Go through the records and copy each line where the word "enregistrement" occurs.

___ RAW RECORDS ___

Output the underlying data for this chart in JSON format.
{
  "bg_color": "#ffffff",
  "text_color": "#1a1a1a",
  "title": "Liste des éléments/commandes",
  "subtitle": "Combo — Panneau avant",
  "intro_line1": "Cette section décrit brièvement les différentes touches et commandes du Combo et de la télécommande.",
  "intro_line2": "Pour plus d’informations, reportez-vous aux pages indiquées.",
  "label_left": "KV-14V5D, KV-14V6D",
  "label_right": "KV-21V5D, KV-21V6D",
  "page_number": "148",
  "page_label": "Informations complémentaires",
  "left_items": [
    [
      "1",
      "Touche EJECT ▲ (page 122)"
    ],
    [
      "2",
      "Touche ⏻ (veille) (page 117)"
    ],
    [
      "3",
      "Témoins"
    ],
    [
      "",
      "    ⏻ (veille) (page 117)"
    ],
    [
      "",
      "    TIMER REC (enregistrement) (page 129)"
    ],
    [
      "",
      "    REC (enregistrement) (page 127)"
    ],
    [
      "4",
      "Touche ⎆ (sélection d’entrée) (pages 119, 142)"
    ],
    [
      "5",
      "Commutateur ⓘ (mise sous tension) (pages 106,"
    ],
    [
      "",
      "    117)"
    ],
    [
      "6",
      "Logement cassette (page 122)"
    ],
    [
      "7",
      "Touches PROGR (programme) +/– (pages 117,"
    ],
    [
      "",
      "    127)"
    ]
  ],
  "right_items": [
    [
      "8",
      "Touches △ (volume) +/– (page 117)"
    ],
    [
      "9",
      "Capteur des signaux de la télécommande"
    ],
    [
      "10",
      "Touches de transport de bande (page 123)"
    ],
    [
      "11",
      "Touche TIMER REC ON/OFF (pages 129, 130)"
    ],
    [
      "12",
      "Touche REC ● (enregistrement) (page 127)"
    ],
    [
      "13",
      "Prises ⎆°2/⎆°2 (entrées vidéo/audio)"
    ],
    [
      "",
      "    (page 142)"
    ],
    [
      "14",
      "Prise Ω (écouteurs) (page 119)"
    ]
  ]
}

___

### COMPLETE ANSWER:
      "    TIMER REC (enregistrement) (page 129)"
      "    REC (enregistrement) (page 127)"
      "Touche REC ● (enregistrement) (page 127)"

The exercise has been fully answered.